__Trecho para leitura__.
Quando Stagni menciona smartphones, é claro que está se referindo à última grande cartada da Lenovo em se tratando de gadgets: a compra da Motorola Mobility, a qual só foi totalmente fechada em outubro deste ano, quando os órgãos reguladores de todo o mundo deram sinal verde para a operação. A empresa de celulares pertencia ao Google, e custou à companhia oriental US$ 2,91 bilhões. Com a aquisição, automaticamente a Lenovo tornou-se a terceira maior fabricante de smartphones do planeta, atrás somente da Apple e da Samsung.
“No Ocidente, principalmente nos EUA e Brasil, o recall que o nome Motorola tem é ótimo”, afirma o executivo. “Por aqui, em especial os aparelhos da empresa, como o Moto X e o Moto G, somem das prateleiras. Vejo a Motorola como uma grande arma de nosso grupo na missão de nos tornarmos líderes absolutos do varejo de eletrônicos.” Um detalhe curioso, conta Stagni, é que essa é a segunda vez que sua vida é atravessada pela companhia: “Eu fui o funcionário número 1 da Motorola Celulares quando ela chegou ao Brasil, em 1992. Foi nesse ano e nessa empresa que comecei a trabalhar com eletroeletrônicos. E agora ela surgiu de novo em meu caminho. Tomara que seja um bom presságio”, diz ele, sorrindo. Deve ser: atualmente, cerca de 18% dos celulares vendidos no Brasil são da Motorola; isso faz do país o lugar onde essa empresa tem a maior fatia do mercado no qual atua em todo o mundo.
Hoje com 53 anos, casado e com dois filhos, o executivo, após trabalhar na Motorola até 2001, mudou-se para a Sony, depois para a Samsung, e agora para a Lenovo. É formado em engenharia eletrotécnica, mas sempre atuou em gestão e vendas, daí sua entrada na filial brasileira de uma fabricante mundial de apetrechos tecnológicos que quer aumentar sua fatia de mercado no Brasil. Stagni foi precedido no comando da Lenovo local pelo americano Dan Stone, um profissional de perfil mais técnico a quem coube gerenciar a incorporação da CCE. Agora, chegou o momento de disputar uma importante fatia de mercado na praça brasileira.

__Conjunto de dados__.

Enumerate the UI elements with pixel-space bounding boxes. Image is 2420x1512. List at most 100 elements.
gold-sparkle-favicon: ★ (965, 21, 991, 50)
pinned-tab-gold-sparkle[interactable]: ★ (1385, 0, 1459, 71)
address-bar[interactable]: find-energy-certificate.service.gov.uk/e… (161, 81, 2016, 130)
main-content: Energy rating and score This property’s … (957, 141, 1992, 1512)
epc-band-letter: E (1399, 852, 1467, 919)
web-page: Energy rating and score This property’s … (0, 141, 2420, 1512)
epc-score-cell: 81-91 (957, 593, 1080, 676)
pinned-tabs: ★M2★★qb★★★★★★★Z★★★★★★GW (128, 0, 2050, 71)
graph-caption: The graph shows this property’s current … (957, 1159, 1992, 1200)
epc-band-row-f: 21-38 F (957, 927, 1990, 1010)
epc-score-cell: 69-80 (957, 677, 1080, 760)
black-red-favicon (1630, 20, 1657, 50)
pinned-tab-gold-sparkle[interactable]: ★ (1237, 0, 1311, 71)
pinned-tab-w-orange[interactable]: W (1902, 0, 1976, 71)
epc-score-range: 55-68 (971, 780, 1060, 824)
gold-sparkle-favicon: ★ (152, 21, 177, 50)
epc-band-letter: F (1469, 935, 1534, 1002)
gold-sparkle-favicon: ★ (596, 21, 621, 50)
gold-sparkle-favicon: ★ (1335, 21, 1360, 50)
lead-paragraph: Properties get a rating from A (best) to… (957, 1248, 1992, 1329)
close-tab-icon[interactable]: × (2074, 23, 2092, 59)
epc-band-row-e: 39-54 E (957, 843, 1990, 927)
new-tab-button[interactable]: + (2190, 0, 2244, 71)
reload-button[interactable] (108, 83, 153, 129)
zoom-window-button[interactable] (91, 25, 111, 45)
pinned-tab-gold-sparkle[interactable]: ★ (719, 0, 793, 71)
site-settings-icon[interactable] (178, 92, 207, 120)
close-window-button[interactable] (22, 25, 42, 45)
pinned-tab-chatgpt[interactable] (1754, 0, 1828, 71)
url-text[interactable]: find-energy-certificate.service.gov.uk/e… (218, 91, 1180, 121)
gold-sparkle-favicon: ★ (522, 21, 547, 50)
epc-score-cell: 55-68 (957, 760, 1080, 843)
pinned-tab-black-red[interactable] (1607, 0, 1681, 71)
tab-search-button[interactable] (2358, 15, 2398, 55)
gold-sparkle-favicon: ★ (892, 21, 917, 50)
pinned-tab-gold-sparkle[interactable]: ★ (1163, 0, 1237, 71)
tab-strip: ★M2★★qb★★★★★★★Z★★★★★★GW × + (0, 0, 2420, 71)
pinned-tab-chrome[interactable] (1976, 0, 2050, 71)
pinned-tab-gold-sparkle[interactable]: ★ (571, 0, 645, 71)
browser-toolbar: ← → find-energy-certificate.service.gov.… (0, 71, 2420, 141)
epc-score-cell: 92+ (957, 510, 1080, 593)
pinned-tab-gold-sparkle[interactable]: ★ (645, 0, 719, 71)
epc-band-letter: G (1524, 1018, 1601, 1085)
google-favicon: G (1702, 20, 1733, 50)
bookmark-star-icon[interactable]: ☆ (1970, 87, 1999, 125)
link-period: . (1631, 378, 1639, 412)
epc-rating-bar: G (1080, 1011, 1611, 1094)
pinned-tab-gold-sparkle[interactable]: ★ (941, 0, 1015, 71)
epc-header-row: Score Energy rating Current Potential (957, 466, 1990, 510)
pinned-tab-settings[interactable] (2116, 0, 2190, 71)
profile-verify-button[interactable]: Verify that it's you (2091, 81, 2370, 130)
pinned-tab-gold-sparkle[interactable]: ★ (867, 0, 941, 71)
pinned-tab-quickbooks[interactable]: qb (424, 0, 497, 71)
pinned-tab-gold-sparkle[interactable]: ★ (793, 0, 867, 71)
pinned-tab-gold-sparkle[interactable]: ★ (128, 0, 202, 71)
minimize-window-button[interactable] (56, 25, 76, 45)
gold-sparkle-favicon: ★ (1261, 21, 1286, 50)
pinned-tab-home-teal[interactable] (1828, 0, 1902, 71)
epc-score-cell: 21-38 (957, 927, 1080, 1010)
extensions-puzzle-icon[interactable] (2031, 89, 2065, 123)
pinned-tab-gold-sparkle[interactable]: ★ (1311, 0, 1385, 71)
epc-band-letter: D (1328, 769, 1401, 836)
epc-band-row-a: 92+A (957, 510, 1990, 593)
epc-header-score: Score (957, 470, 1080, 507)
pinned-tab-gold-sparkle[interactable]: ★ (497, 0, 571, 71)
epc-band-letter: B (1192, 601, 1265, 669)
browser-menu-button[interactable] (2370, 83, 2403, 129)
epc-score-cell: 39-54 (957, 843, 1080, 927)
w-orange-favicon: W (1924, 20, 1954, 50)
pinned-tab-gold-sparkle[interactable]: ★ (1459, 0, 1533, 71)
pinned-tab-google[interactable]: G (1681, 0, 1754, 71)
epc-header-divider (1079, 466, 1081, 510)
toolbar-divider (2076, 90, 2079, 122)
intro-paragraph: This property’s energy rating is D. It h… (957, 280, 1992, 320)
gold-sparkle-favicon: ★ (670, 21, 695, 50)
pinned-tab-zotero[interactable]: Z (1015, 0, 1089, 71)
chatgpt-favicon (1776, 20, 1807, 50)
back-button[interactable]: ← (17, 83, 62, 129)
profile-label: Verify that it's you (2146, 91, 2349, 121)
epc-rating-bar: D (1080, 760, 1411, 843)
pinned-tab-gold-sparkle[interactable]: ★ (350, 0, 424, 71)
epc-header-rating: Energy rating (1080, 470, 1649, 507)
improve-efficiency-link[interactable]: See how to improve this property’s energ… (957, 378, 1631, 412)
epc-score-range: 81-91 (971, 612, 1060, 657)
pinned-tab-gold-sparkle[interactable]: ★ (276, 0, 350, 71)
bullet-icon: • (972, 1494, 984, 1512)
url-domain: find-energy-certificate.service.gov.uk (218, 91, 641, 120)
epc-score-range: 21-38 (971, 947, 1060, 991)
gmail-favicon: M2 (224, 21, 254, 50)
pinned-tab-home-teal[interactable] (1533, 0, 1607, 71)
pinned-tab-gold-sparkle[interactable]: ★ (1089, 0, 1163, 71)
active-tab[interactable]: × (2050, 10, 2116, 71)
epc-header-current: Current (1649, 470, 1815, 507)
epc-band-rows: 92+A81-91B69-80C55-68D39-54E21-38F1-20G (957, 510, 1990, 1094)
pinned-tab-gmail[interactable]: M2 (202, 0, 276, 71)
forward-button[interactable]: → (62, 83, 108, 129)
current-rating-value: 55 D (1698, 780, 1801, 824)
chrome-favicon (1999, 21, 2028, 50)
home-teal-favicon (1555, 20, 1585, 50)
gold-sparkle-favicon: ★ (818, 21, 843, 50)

__Atividade A__. Reproduza palavra por palavra a parte do texto sobre a Lenovo e a Motorola que vai de "Quando Stagni menciona" até "e da Samsung.".
__Atividade B__. Retome o texto sobre a Lenovo e a Motorola a partir de onde ele para, seguindo logo depois da última frase apresentada.
Os registros não têm nenhuma participação nesta tarefa.

__Sua resposta A__.
Quando Stagni menciona smartphones, é claro que está se referindo à última grande cartada da Lenovo em se tratando de gadgets: a compra da Motorola Mobility, a qual só foi totalmente fechada em outubro deste ano, quando os órgãos reguladores de todo o mundo deram sinal verde para a operação. A empresa de celulares pertencia ao Google, e custou à companhia oriental US$ 2,91 bilhões. Com a aquisição, automaticamente a Lenovo tornou-se a terceira maior fabricante de smartphones do planeta, atrás somente da Apple e da Samsung.

__Sua resposta B__.
A empresa, revela Stagni, provavelmente não venderá celulares com a marca Lenovo no Brasil (o que faz, com sucesso, na China e no Sudeste Asiático). Será mesmo a Motorola que terá por tarefa tornar a companhia asiática líder no mercado nacional de smartphones. Na verdade, no país a maioria das marcas com que o grupo trabalha – ThinkPad, CCE, os servidores x86 e agora a Motorola – não eram originalmente suas. Foram todas empresas adquiridas. “A Lenovo tem uma cultura de comprar concorrentes, é assim que crescemos. Mas nós nunca impomos a uma companhia incorporada nosso modo de trabalhar; preferimos trazer para a Lenovo aquilo que de melhor as recém-chegadas têm dentro de si”, ressalta ele.
Fundada em 1984 na China por 11 empreendedores com um capital inicial de apenas US$ 25 mil, a Lenovo cresceu exponencialmente de lá para cá. Seu conselho de gestores reúne-se todo mês em algum lugar do planeta para decidir os destinos do conglomerado – em fevereiro deste ano, por exemplo, o encontro foi em solo brasileiro. “O Brasil é o terceiro maior mercado de PCs do mundo. Qualquer empresa de tecnologia que deseje ser uma player global tem de estar aqui. Por essa razão, nosso foco no país é enorme”, finaliza Stagni. E acrescentaria Sun Tzu: “A invencibilidade está na defesa; a possibilidade de vitória, no ataque”. A Lenovo resolveu atacar.